Excerpt from a dataset
**********
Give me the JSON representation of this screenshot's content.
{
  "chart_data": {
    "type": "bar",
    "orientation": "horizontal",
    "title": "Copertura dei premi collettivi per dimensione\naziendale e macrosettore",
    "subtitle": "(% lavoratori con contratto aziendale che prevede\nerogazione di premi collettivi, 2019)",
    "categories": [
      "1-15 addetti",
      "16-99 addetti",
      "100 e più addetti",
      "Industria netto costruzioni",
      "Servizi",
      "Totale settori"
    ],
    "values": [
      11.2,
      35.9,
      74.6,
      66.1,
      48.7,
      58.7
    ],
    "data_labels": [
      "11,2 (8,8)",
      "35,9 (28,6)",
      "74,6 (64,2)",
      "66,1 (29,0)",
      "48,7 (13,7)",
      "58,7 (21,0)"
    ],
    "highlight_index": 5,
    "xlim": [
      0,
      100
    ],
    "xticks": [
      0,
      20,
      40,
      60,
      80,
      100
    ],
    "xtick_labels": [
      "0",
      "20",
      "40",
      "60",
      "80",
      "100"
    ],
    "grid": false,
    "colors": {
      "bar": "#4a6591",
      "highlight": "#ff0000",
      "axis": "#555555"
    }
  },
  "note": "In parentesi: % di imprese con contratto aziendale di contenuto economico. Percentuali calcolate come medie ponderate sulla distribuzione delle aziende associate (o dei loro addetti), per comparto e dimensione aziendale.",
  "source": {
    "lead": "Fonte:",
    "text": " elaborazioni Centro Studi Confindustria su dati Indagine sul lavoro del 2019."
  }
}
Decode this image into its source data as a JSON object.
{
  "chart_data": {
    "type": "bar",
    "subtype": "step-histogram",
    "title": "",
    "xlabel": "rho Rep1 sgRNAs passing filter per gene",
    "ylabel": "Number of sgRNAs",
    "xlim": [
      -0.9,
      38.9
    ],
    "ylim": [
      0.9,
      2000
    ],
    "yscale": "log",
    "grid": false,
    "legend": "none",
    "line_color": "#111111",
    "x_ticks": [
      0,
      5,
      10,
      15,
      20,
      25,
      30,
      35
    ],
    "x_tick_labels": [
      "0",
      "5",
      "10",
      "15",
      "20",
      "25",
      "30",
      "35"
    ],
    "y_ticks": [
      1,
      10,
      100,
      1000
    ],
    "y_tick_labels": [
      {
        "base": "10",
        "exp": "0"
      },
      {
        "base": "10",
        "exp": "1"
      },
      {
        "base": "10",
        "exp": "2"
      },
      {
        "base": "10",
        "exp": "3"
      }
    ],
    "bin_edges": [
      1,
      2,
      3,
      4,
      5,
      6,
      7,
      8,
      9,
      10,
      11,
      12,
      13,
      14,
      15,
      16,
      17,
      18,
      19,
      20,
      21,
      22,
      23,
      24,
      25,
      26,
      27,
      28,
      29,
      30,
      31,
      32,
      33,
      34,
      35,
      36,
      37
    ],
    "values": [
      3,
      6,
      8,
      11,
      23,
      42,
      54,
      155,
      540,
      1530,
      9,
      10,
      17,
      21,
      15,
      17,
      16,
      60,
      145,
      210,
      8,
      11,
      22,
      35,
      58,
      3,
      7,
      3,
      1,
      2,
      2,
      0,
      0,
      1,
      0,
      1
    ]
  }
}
**********
> What you should do: Your task is to repeat the data exactly; please include every line.

> Answer for the task:
Give me the JSON representation of this screenshot's content.
{
  "chart_data": {
    "type": "bar",
    "orientation": "horizontal",
    "title": "Copertura dei premi collettivi per dimensione\naziendale e macrosettore",
    "subtitle": "(% lavoratori con contratto aziendale che prevede\nerogazione di premi collettivi, 2019)",
    "categories": [
      "1-15 addetti",
      "16-99 addetti",
      "100 e più addetti",
      "Industria netto costruzioni",
      "Servizi",
      "Totale settori"
    ],
    "values": [
      11.2,
      35.9,
      74.6,
      66.1,
      48.7,
      58.7
    ],
    "data_labels": [
      "11,2 (8,8)",
      "35,9 (28,6)",
      "74,6 (64,2)",
      "66,1 (29,0)",
      "48,7 (13,7)",
      "58,7 (21,0)"
    ],
    "highlight_index": 5,
    "xlim": [
      0,
      100
    ],
    "xticks": [
      0,
      20,
      40,
      60,
      80,
      100
    ],
    "xtick_labels": [
      "0",
      "20",
      "40",
      "60",
      "80",
      "100"
    ],
    "grid": false,
    "colors": {
      "bar": "#4a6591",
      "highlight": "#ff0000",
      "axis": "#555555"
    }
  },
  "note": "In parentesi: % di imprese con contratto aziendale di contenuto economico. Percentuali calcolate come medie ponderate sulla distribuzione delle aziende associate (o dei loro addetti), per comparto e dimensione aziendale.",
  "source": {
    "lead": "Fonte:",
    "text": " elaborazioni Centro Studi Confindustria su dati Indagine sul lavoro del 2019."
  }
}
Decode this image into its source data as a JSON object.
{
  "chart_data": {
    "type": "bar",
    "subtype": "step-histogram",
    "title": "",
    "xlabel": "rho Rep1 sgRNAs passing filter per gene",
    "ylabel": "Number of sgRNAs",
    "xlim": [
      -0.9,
      38.9
    ],
    "ylim": [
      0.9,
      2000
    ],
    "yscale": "log",
    "grid": false,
    "legend": "none",
    "line_color": "#111111",
    "x_ticks": [
      0,
      5,
      10,
      15,
      20,
      25,
      30,
      35
    ],
    "x_tick_labels": [
      "0",
      "5",
      "10",
      "15",
      "20",
      "25",
      "30",
      "35"
    ],
    "y_ticks": [
      1,
      10,
      100,
      1000
    ],
    "y_tick_labels": [
      {
        "base": "10",
        "exp": "0"
      },
      {
        "base": "10",
        "exp": "1"
      },
      {
        "base": "10",
        "exp": "2"
      },
      {
        "base": "10",
        "exp": "3"
      }
    ],
    "bin_edges": [
      1,
      2,
      3,
      4,
      5,
      6,
      7,
      8,
      9,
      10,
      11,
      12,
      13,
      14,
      15,
      16,
      17,
      18,
      19,
      20,
      21,
      22,
      23,
      24,
      25,
      26,
      27,
      28,
      29,
      30,
      31,
      32,
      33,
      34,
      35,
      36,
      37
    ],
    "values": [
      3,
      6,
      8,
      11,
      23,
      42,
      54,
      155,
      540,
      1530,
      9,
      10,
      17,
      21,
      15,
      17,
      16,
      60,
      145,
      210,
      8,
      11,
      22,
      35,
      58,
      3,
      7,
      3,
      1,
      2,
      2,
      0,
      0,
      1,
      0,
      1
    ]
  }
}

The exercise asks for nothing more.